- **Short problem**: Reproduce all of the material exactly as shown.

----- Recorded information

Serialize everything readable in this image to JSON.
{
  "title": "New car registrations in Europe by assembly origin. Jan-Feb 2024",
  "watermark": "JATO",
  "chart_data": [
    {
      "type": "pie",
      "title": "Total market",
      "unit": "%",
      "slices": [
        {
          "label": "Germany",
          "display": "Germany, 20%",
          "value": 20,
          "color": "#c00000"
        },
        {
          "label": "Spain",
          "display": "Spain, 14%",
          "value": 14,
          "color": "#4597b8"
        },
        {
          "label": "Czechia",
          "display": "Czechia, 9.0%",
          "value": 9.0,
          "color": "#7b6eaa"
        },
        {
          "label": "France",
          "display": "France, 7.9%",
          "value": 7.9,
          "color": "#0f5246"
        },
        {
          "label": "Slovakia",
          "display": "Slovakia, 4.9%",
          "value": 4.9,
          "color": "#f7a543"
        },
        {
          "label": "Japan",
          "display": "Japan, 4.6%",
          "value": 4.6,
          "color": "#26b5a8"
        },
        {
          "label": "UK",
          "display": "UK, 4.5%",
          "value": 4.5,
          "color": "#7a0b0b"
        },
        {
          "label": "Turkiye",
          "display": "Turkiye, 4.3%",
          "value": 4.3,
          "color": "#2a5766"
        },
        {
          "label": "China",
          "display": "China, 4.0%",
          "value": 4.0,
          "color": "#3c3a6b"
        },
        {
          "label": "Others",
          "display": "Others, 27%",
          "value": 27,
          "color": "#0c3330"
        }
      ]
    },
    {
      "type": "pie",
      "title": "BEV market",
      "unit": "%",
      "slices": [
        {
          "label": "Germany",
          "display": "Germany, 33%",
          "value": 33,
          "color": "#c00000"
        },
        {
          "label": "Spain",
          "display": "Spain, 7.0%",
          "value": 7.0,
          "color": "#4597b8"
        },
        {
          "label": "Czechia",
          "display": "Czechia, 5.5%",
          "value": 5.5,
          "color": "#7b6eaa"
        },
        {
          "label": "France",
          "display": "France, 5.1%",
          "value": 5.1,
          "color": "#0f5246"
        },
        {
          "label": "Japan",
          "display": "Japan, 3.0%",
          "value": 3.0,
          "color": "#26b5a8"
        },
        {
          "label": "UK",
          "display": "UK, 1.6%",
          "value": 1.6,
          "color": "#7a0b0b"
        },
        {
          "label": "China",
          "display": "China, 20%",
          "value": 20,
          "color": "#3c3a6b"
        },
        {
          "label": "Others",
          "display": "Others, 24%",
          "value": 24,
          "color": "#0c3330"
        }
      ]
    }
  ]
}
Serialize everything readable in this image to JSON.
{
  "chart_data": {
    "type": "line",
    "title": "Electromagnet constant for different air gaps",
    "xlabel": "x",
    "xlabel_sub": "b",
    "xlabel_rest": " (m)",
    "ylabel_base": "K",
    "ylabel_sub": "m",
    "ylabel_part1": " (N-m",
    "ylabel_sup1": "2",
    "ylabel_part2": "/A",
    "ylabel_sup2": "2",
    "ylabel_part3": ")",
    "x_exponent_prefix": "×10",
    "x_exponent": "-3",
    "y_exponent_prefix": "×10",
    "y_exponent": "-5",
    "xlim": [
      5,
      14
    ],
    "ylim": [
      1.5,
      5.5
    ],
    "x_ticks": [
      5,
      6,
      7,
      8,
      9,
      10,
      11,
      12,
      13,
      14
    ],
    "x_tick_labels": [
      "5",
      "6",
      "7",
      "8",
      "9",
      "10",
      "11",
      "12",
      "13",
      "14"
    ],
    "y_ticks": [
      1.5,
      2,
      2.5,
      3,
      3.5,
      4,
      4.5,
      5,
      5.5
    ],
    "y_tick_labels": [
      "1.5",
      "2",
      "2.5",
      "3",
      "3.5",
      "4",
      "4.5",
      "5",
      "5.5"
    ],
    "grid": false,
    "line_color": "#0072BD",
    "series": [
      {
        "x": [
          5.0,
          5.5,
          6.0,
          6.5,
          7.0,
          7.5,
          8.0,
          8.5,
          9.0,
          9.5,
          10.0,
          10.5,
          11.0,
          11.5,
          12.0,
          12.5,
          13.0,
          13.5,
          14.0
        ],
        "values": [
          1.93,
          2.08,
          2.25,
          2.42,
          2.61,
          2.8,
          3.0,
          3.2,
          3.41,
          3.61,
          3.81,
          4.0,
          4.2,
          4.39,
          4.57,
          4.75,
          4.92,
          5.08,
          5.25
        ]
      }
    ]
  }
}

----------

- **Task result**:
Serialize everything readable in this image to JSON.
{
  "title": "New car registrations in Europe by assembly origin. Jan-Feb 2024",
  "watermark": "JATO",
  "chart_data": [
    {
      "type": "pie",
      "title": "Total market",
      "unit": "%",
      "slices": [
        {
          "label": "Germany",
          "display": "Germany, 20%",
          "value": 20,
          "color": "#c00000"
        },
        {
          "label": "Spain",
          "display": "Spain, 14%",
          "value": 14,
          "color": "#4597b8"
        },
        {
          "label": "Czechia",
          "display": "Czechia, 9.0%",
          "value": 9.0,
          "color": "#7b6eaa"
        },
        {
          "label": "France",
          "display": "France, 7.9%",
          "value": 7.9,
          "color": "#0f5246"
        },
        {
          "label": "Slovakia",
          "display": "Slovakia, 4.9%",
          "value": 4.9,
          "color": "#f7a543"
        },
        {
          "label": "Japan",
          "display": "Japan, 4.6%",
          "value": 4.6,
          "color": "#26b5a8"
        },
        {
          "label": "UK",
          "display": "UK, 4.5%",
          "value": 4.5,
          "color": "#7a0b0b"
        },
        {
          "label": "Turkiye",
          "display": "Turkiye, 4.3%",
          "value": 4.3,
          "color": "#2a5766"
        },
        {
          "label": "China",
          "display": "China, 4.0%",
          "value": 4.0,
          "color": "#3c3a6b"
        },
        {
          "label": "Others",
          "display": "Others, 27%",
          "value": 27,
          "color": "#0c3330"
        }
      ]
    },
    {
      "type": "pie",
      "title": "BEV market",
      "unit": "%",
      "slices": [
        {
          "label": "Germany",
          "display": "Germany, 33%",
          "value": 33,
          "color": "#c00000"
        },
        {
          "label": "Spain",
          "display": "Spain, 7.0%",
          "value": 7.0,
          "color": "#4597b8"
        },
        {
          "label": "Czechia",
          "display": "Czechia, 5.5%",
          "value": 5.5,
          "color": "#7b6eaa"
        },
        {
          "label": "France",
          "display": "France, 5.1%",
          "value": 5.1,
          "color": "#0f5246"
        },
        {
          "label": "Japan",
          "display": "Japan, 3.0%",
          "value": 3.0,
          "color": "#26b5a8"
        },
        {
          "label": "UK",
          "display": "UK, 1.6%",
          "value": 1.6,
          "color": "#7a0b0b"
        },
        {
          "label": "China",
          "display": "China, 20%",
          "value": 20,
          "color": "#3c3a6b"
        },
        {
          "label": "Others",
          "display": "Others, 24%",
          "value": 24,
          "color": "#0c3330"
        }
      ]
    }
  ]
}
Serialize everything readable in this image to JSON.
{
  "chart_data": {
    "type": "line",
    "title": "Electromagnet constant for different air gaps",
    "xlabel": "x",
    "xlabel_sub": "b",
    "xlabel_rest": " (m)",
    "ylabel_base": "K",
    "ylabel_sub": "m",
    "ylabel_part1": " (N-m",
    "ylabel_sup1": "2",
    "ylabel_part2": "/A",
    "ylabel_sup2": "2",
    "ylabel_part3": ")",
    "x_exponent_prefix": "×10",
    "x_exponent": "-3",
    "y_exponent_prefix": "×10",
    "y_exponent": "-5",
    "xlim": [
      5,
      14
    ],
    "ylim": [
      1.5,
      5.5
    ],
    "x_ticks": [
      5,
      6,
      7,
      8,
      9,
      10,
      11,
      12,
      13,
      14
    ],
    "x_tick_labels": [
      "5",
      "6",
      "7",
      "8",
      "9",
      "10",
      "11",
      "12",
      "13",
      "14"
    ],
    "y_ticks": [
      1.5,
      2,
      2.5,
      3,
      3.5,
      4,
      4.5,
      5,
      5.5
    ],
    "y_tick_labels": [
      "1.5",
      "2",
      "2.5",
      "3",
      "3.5",
      "4",
      "4.5",
      "5",
      "5.5"
    ],
    "grid": false,
    "line_color": "#0072BD",
    "series": [
      {
        "x": [
          5.0,
          5.5,
          6.0,
          6.5,
          7.0,
          7.5,
          8.0,
          8.5,
          9.0,
          9.5,
          10.0,
          10.5,
          11.0,
          11.5,
          12.0,
          12.5,
          13.0,
          13.5,
          14.0
        ],
        "values": [
          1.93,
          2.08,
          2.25,
          2.42,
          2.61,
          2.8,
          3.0,
          3.2,
          3.41,
          3.61,
          3.81,
          4.0,
          4.2,
          4.39,
          4.57,
          4.75,
          4.92,
          5.08,
          5.25
        ]
      }
    ]
  }
}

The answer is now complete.